Figure data in JSON:
--------------------
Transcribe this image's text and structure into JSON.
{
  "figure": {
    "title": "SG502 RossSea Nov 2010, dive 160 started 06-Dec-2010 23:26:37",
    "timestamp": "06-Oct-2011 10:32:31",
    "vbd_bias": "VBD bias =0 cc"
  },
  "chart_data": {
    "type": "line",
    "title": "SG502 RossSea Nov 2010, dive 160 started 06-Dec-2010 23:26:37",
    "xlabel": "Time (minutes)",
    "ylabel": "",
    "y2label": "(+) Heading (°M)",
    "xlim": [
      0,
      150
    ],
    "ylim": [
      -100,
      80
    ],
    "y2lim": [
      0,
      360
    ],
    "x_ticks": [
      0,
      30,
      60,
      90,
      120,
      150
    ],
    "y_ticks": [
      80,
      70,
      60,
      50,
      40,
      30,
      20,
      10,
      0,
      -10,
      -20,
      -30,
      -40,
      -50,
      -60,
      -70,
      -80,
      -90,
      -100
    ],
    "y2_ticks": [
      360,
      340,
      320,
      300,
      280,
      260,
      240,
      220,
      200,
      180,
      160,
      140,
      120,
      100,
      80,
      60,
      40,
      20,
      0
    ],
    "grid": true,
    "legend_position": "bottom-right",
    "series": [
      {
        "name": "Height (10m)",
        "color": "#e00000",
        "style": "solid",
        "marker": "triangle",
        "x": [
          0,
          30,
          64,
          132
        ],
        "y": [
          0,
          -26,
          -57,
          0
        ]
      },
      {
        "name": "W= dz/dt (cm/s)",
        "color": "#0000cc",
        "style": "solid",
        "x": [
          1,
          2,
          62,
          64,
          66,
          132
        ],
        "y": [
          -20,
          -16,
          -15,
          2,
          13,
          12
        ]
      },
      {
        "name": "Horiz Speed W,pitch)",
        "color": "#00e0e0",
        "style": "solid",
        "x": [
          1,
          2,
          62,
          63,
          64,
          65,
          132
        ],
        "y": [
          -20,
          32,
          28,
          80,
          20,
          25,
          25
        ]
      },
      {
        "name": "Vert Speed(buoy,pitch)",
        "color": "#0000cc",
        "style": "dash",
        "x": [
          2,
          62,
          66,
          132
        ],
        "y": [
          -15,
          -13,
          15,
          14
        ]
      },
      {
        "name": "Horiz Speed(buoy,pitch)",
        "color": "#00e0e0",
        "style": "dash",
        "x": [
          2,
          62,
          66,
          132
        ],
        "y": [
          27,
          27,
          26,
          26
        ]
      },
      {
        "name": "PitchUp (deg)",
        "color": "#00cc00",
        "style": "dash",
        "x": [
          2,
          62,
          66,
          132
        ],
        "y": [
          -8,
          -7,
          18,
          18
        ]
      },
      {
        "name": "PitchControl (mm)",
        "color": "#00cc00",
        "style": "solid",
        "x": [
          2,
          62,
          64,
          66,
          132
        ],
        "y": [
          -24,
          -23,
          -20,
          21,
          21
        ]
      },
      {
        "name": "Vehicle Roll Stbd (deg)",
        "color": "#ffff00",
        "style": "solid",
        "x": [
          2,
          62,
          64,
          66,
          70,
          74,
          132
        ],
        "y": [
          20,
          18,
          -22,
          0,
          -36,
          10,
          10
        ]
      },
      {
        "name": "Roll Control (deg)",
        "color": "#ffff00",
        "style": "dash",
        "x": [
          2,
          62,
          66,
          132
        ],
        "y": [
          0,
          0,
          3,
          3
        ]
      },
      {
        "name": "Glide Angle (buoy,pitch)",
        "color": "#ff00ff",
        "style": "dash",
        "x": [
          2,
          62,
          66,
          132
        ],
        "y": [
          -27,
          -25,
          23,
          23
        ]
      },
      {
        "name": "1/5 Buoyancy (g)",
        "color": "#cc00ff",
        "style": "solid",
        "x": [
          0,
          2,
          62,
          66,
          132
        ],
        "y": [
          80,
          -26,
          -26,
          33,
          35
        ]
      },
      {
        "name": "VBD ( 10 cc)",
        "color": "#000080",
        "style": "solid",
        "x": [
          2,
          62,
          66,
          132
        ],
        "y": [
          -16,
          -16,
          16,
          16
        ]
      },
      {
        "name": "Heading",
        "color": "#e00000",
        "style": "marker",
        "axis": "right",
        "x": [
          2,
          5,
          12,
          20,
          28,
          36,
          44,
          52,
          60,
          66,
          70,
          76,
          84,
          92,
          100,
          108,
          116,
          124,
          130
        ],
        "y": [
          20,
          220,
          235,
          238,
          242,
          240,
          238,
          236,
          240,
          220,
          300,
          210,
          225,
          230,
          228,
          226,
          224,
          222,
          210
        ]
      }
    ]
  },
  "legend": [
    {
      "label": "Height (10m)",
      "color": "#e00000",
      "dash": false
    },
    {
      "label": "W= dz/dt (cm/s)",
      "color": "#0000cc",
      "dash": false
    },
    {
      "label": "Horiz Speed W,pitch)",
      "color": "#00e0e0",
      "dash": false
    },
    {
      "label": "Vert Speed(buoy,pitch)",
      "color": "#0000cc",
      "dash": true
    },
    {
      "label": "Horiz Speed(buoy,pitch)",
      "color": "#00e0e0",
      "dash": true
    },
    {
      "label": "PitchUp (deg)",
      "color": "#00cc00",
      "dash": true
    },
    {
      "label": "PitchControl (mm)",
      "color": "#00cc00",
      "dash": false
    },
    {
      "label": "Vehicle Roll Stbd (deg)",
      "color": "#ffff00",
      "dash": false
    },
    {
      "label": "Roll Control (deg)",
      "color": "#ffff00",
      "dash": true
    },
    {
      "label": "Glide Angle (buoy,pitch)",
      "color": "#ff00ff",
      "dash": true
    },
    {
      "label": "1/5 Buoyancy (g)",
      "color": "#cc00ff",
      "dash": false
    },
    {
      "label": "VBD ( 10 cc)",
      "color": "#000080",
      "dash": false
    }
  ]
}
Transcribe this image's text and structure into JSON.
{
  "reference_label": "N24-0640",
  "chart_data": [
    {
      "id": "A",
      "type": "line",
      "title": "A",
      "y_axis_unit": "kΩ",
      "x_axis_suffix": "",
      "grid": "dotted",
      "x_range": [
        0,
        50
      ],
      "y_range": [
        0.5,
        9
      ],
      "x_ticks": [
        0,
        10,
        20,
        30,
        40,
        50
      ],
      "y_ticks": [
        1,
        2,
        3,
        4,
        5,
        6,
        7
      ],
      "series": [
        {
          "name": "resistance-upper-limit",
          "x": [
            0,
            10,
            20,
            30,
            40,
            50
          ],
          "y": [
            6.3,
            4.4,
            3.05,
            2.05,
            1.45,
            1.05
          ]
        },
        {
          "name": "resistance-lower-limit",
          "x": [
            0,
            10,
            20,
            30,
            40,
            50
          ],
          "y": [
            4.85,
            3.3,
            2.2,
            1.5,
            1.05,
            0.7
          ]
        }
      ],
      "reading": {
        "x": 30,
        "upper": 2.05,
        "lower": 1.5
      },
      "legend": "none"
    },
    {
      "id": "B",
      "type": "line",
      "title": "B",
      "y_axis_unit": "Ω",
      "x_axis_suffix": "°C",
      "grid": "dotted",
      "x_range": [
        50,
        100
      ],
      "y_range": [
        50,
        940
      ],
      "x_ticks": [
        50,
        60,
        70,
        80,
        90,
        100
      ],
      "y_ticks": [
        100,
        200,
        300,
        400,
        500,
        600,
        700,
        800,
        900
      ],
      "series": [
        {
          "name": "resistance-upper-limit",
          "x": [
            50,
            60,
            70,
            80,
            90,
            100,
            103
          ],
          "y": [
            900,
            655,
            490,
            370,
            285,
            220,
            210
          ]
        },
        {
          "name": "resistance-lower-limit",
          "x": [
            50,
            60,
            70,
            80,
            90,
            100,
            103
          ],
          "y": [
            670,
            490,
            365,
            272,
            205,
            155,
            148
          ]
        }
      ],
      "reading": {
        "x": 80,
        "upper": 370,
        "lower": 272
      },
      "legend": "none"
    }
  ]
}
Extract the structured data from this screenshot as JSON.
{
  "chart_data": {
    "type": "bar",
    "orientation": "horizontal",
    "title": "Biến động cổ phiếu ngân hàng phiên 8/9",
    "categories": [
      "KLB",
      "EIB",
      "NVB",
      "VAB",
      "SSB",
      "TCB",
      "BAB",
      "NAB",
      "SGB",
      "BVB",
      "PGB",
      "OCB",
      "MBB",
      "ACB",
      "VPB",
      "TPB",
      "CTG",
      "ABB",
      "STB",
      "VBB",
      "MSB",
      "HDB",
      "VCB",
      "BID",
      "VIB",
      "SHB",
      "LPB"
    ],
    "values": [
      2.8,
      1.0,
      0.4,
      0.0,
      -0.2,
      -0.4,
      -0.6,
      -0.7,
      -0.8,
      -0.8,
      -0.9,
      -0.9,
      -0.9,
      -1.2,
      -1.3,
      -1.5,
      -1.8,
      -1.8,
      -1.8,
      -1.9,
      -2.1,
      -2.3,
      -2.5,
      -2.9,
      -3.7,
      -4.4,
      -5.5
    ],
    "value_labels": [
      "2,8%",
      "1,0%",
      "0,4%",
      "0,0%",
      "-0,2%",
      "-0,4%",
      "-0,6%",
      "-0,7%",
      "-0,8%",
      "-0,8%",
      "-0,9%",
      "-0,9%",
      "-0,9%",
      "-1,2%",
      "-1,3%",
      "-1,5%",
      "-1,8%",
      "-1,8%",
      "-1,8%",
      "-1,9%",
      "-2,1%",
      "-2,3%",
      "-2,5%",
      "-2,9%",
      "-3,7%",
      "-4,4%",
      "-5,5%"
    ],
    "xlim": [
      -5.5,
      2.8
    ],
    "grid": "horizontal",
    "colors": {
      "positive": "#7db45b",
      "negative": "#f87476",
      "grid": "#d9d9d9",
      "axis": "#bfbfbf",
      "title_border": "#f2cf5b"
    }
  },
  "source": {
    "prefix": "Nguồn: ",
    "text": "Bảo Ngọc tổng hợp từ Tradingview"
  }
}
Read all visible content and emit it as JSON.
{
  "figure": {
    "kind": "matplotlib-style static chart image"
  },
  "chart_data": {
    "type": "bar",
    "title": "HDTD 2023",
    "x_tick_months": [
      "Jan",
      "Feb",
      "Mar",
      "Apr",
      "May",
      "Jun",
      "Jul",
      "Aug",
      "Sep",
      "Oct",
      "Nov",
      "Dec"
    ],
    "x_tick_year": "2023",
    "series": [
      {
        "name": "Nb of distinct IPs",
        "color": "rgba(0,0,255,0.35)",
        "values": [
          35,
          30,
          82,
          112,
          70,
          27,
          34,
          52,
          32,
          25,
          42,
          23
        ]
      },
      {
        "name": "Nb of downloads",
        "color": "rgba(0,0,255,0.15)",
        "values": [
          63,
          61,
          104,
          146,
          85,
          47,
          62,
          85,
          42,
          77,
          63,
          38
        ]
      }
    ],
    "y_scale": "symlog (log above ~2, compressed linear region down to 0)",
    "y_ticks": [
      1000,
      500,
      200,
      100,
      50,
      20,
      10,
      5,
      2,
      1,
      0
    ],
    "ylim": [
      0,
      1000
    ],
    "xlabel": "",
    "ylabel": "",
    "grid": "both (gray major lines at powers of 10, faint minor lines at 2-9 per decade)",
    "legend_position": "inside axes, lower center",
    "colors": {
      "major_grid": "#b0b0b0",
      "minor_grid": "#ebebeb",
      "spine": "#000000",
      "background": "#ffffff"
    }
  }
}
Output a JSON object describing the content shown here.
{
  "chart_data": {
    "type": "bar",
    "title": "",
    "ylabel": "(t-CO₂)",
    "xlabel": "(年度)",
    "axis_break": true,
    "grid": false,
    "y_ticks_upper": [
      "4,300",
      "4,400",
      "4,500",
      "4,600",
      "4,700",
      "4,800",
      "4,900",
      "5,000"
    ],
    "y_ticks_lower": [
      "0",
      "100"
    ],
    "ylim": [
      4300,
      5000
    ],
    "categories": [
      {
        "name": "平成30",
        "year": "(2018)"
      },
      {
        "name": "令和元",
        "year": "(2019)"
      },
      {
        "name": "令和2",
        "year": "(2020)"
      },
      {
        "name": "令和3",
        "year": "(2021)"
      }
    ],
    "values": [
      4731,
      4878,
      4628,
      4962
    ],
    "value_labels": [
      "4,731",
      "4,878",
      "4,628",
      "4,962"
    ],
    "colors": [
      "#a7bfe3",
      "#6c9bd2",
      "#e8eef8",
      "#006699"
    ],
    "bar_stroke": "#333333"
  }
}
--------------------
The required output is the exact sequence of lines from the one containing "Output a JSON" through the end of the listing, both endpoints included.

Response to this exercise -
Output a JSON object describing the content shown here.
{
  "chart_data": {
    "type": "bar",
    "title": "",
    "ylabel": "(t-CO₂)",
    "xlabel": "(年度)",
    "axis_break": true,
    "grid": false,
    "y_ticks_upper": [
      "4,300",
      "4,400",
      "4,500",
      "4,600",
      "4,700",
      "4,800",
      "4,900",
      "5,000"
    ],
    "y_ticks_lower": [
      "0",
      "100"
    ],
    "ylim": [
      4300,
      5000
    ],
    "categories": [
      {
        "name": "平成30",
        "year": "(2018)"
      },
      {
        "name": "令和元",
        "year": "(2019)"
      },
      {
        "name": "令和2",
        "year": "(2020)"
      },
      {
        "name": "令和3",
        "year": "(2021)"
      }
    ],
    "values": [
      4731,
      4878,
      4628,
      4962
    ],
    "value_labels": [
      "4,731",
      "4,878",
      "4,628",
      "4,962"
    ],
    "colors": [
      "#a7bfe3",
      "#6c9bd2",
      "#e8eef8",
      "#006699"
    ],
    "bar_stroke": "#333333"
  }
}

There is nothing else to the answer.